**Stated goal**
Collect all the lines that mention the word "opción".

**Material shown**
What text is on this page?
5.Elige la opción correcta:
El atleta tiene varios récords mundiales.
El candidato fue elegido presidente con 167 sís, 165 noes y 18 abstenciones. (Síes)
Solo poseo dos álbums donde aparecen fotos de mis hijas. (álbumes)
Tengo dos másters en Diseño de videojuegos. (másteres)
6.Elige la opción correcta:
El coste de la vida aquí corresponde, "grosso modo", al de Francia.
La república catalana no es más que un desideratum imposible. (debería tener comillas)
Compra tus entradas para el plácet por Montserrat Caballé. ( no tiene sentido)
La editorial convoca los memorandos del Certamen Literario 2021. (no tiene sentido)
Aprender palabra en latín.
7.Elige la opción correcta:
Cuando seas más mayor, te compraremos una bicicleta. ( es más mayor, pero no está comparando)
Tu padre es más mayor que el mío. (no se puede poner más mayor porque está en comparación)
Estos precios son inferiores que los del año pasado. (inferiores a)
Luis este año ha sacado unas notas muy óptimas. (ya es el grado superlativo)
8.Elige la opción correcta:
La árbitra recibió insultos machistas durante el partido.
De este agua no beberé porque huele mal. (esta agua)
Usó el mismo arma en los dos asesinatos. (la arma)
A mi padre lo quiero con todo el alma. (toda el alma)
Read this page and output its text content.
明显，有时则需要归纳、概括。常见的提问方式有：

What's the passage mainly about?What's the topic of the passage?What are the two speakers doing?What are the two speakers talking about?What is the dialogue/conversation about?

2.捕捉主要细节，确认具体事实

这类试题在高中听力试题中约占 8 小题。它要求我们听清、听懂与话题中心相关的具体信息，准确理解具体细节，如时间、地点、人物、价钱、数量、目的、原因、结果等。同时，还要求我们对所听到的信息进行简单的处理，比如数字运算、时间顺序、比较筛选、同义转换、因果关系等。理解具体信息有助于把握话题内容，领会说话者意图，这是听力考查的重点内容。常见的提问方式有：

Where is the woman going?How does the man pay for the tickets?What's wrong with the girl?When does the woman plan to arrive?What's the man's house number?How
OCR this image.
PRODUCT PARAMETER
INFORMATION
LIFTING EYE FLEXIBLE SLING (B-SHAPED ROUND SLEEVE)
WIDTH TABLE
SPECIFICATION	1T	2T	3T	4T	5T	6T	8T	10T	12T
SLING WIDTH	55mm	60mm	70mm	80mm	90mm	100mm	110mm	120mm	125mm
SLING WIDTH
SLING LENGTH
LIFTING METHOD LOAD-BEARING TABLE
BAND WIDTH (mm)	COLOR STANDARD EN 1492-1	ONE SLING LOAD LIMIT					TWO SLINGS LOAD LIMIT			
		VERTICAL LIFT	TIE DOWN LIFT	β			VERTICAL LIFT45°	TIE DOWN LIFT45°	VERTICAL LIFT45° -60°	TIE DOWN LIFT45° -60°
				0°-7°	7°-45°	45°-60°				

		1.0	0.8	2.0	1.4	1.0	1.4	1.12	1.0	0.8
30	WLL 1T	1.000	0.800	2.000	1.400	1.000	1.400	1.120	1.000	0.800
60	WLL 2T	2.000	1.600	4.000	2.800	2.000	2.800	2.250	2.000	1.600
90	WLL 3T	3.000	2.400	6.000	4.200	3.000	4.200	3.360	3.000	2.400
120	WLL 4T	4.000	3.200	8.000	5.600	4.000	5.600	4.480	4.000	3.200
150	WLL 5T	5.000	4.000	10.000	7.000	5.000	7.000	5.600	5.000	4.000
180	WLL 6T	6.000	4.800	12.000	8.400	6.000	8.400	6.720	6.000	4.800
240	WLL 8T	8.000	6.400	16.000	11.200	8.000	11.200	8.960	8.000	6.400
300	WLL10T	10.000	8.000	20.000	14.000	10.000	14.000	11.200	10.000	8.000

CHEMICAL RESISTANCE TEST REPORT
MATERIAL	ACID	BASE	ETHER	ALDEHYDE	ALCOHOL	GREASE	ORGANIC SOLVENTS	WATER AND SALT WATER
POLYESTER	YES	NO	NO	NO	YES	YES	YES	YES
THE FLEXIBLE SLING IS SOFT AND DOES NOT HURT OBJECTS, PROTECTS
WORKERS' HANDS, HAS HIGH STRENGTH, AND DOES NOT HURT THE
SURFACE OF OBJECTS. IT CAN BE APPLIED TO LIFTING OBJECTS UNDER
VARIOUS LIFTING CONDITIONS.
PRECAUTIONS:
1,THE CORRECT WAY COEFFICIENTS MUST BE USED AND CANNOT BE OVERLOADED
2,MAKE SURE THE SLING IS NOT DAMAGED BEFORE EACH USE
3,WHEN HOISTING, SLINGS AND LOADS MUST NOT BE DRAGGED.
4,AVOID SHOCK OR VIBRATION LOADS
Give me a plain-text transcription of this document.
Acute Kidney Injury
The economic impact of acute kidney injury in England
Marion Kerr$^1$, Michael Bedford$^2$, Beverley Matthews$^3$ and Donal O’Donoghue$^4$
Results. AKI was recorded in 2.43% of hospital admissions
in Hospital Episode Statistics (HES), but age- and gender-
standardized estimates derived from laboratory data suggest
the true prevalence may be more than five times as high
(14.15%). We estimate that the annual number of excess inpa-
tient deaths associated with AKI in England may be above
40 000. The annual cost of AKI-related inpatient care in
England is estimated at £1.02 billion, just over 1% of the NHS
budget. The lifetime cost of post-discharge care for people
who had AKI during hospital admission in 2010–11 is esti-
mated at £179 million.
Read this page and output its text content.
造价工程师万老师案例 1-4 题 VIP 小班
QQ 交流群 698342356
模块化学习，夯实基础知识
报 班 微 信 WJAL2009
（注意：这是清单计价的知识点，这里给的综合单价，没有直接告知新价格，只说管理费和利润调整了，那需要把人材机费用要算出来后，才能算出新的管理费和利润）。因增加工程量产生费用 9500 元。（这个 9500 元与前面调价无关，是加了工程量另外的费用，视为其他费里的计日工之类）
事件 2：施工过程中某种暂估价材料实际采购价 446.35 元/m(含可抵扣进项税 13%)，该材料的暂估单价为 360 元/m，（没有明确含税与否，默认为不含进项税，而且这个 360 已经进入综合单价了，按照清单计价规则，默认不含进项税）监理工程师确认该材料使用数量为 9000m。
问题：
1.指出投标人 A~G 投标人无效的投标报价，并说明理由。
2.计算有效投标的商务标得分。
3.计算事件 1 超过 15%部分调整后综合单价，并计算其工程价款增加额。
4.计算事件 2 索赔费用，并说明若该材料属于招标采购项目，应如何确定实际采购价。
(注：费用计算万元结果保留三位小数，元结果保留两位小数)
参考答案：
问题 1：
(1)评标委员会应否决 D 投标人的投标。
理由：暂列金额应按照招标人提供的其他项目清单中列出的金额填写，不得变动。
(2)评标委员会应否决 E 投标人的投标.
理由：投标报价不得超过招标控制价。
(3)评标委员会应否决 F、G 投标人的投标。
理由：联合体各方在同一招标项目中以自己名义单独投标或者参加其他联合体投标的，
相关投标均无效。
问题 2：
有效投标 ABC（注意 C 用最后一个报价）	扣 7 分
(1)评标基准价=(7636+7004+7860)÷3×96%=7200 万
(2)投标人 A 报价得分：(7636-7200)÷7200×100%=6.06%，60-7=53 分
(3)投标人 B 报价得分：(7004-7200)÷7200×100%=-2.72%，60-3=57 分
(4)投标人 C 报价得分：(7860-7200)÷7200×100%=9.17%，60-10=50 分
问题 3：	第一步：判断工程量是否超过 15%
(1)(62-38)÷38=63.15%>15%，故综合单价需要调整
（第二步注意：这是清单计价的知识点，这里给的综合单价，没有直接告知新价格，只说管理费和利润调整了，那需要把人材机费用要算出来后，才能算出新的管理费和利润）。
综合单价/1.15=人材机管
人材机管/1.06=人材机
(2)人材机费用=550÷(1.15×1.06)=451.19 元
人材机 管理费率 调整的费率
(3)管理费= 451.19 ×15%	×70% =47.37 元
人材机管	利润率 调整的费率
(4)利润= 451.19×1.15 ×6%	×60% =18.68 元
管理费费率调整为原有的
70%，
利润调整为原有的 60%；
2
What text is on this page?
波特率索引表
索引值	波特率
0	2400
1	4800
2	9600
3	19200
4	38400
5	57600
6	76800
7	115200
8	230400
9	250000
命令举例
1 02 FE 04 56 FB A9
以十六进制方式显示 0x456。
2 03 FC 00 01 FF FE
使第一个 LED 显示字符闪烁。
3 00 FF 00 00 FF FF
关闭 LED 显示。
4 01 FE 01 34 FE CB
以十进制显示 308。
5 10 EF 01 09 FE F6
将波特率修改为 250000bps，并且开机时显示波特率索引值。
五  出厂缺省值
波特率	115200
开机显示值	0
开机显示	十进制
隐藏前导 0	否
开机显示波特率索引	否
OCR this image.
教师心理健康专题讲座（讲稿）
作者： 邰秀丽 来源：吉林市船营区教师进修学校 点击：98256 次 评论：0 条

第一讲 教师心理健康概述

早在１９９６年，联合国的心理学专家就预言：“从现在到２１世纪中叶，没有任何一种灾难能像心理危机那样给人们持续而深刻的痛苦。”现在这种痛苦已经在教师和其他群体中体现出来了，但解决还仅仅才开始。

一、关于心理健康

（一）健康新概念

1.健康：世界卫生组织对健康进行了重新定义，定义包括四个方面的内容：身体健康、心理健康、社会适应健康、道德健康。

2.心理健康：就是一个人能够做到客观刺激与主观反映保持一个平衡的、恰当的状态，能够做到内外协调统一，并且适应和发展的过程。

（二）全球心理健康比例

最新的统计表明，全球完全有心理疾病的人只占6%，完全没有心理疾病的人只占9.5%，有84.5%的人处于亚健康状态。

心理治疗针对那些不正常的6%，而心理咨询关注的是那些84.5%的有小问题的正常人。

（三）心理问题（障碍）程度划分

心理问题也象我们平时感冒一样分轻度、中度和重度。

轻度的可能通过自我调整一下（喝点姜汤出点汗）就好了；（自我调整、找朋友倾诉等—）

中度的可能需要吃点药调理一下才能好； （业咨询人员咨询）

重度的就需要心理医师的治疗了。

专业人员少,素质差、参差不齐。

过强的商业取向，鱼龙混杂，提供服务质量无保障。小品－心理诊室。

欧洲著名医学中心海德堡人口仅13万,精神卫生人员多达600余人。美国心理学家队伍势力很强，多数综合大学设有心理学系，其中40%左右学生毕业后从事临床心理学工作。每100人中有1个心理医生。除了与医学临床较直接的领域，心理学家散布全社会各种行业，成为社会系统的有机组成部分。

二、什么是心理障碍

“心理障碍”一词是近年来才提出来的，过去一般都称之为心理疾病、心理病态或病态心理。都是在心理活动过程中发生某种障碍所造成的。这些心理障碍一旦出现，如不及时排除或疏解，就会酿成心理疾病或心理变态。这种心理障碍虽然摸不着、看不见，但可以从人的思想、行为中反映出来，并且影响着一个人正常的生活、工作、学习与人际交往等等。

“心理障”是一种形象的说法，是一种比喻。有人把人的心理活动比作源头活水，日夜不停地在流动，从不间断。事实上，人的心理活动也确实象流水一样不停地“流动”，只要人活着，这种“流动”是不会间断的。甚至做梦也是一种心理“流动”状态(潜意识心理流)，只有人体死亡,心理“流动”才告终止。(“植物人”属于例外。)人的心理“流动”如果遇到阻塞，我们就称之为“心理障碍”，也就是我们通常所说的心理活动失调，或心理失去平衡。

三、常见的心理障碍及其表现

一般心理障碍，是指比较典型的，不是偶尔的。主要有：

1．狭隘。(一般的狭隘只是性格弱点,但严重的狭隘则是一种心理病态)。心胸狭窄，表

**The solution**
5.Elige la opción correcta:
6.Elige la opción correcta:
7.Elige la opción correcta:
8.Elige la opción correcta:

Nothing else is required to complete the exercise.